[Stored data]
* begin *

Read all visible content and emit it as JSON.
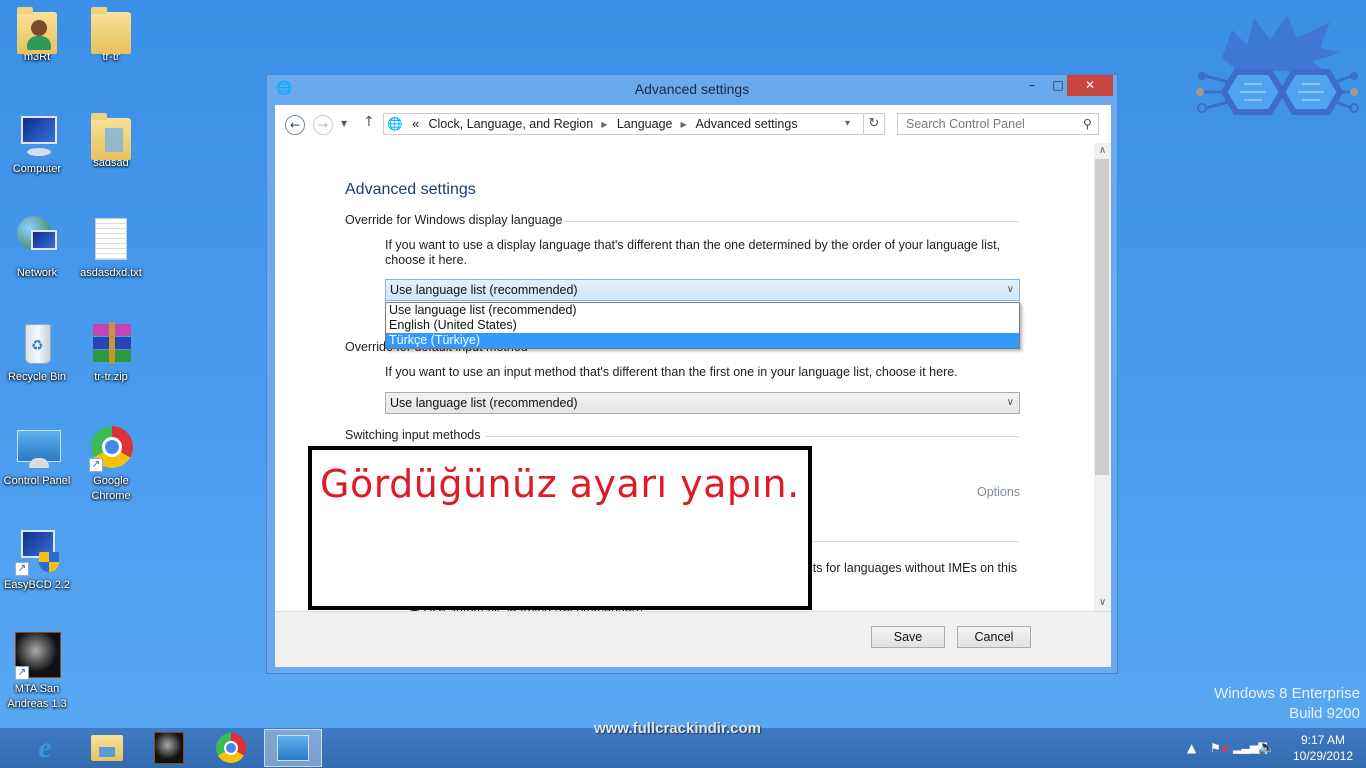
{
  "desktop": {
    "icons": [
      {
        "label": "m3Rt",
        "icon": "user-folder-icon"
      },
      {
        "label": "tr-tr",
        "icon": "folder-icon"
      },
      {
        "label": "Computer",
        "icon": "computer-icon"
      },
      {
        "label": "sadsad",
        "icon": "folder-icon"
      },
      {
        "label": "Network",
        "icon": "network-icon"
      },
      {
        "label": "asdasdxd.txt",
        "icon": "text-file-icon"
      },
      {
        "label": "Recycle Bin",
        "icon": "recycle-bin-icon"
      },
      {
        "label": "tr-tr.zip",
        "icon": "winrar-archive-icon"
      },
      {
        "label": "Control Panel",
        "icon": "control-panel-icon"
      },
      {
        "label": "Google Chrome",
        "icon": "chrome-icon"
      },
      {
        "label": "EasyBCD 2.2",
        "icon": "easybcd-icon"
      },
      {
        "label": "MTA San Andreas 1.3",
        "icon": "mta-icon"
      }
    ],
    "os_edition": "Windows 8 Enterprise",
    "os_build": "Build 9200",
    "watermark": "www.fullcrackindir.com"
  },
  "window": {
    "title": "Advanced settings",
    "minimize_glyph": "–",
    "maximize_glyph": "□",
    "close_glyph": "✕",
    "nav": {
      "back": "←",
      "forward": "→",
      "recent": "▾",
      "up": "↑",
      "overflow": "«",
      "breadcrumb": [
        "Clock, Language, and Region",
        "Language",
        "Advanced settings"
      ],
      "refresh": "↻",
      "search_placeholder": "Search Control Panel"
    },
    "page_title": "Advanced settings",
    "sections": {
      "display_language": {
        "heading": "Override for Windows display language",
        "description": "If you want to use a display language that's different than the one determined by the order of your language list, choose it here.",
        "selected": "Use language list (recommended)",
        "options": [
          "Use language list (recommended)",
          "English (United States)",
          "Türkçe (Türkiye)"
        ],
        "highlighted_index": 2
      },
      "input_method": {
        "heading": "Override for default input method",
        "description": "If you want to use an input method that's different than the first one in your language list, choose it here.",
        "selected": "Use language list (recommended)"
      },
      "switching": {
        "heading": "Switching input methods",
        "options_link": "Options"
      },
      "partial_text": "ults for languages without IMEs on this",
      "partial_radio": "Use automatic learning (recommended)"
    },
    "buttons": {
      "save": "Save",
      "cancel": "Cancel"
    }
  },
  "annotation": {
    "text": "Gördüğünüz ayarı yapın.",
    "color": "#dd1c2a"
  },
  "taskbar": {
    "items": [
      {
        "name": "internet-explorer"
      },
      {
        "name": "file-explorer"
      },
      {
        "name": "mta-san-andreas"
      },
      {
        "name": "google-chrome"
      },
      {
        "name": "control-panel",
        "active": true
      }
    ],
    "tray": {
      "show_hidden": "▲",
      "time": "9:17 AM",
      "date": "10/29/2012"
    }
  }
}
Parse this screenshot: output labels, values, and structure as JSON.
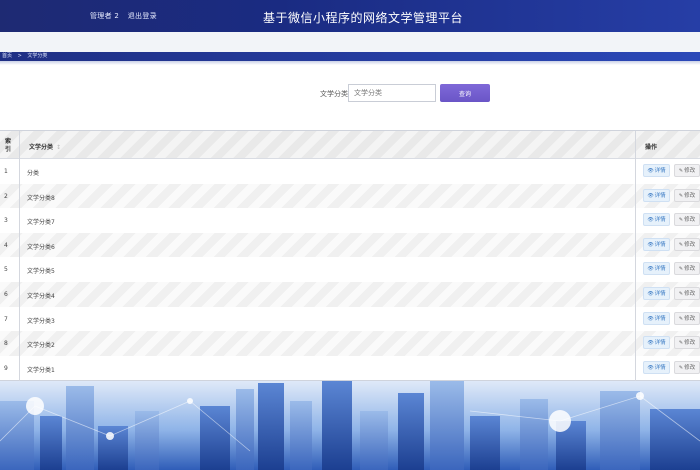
{
  "header": {
    "user_label": "管理者 2",
    "logout_label": "退出登录",
    "title": "基于微信小程序的网络文学管理平台"
  },
  "breadcrumb": {
    "home": "首页",
    "separator": ">",
    "current": "文学分类"
  },
  "search": {
    "label": "文学分类",
    "placeholder": "文学分类",
    "button_label": "查询"
  },
  "table": {
    "columns": {
      "index": "索引",
      "category": "文学分类",
      "sort_icon": "↕",
      "ops": "操作"
    },
    "detail_label": "详情",
    "edit_label": "修改",
    "rows": [
      {
        "index": "1",
        "category": "分类"
      },
      {
        "index": "2",
        "category": "文学分类8"
      },
      {
        "index": "3",
        "category": "文学分类7"
      },
      {
        "index": "4",
        "category": "文学分类6"
      },
      {
        "index": "5",
        "category": "文学分类5"
      },
      {
        "index": "6",
        "category": "文学分类4"
      },
      {
        "index": "7",
        "category": "文学分类3"
      },
      {
        "index": "8",
        "category": "文学分类2"
      },
      {
        "index": "9",
        "category": "文学分类1"
      }
    ]
  },
  "colors": {
    "header": "#1e2a73",
    "search_button": "#6a55c7",
    "detail_button": "#3c7bc4"
  }
}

* end *

Show each line in the entries that holds the string "description".

OUTPUT OF THE TASK:
        "description": "If you want to use a display language that's different than the one determined by the order of your language list, choose it here.",
        "description": "If you want to use an input method that's different than the first one in your language list, choose it here.",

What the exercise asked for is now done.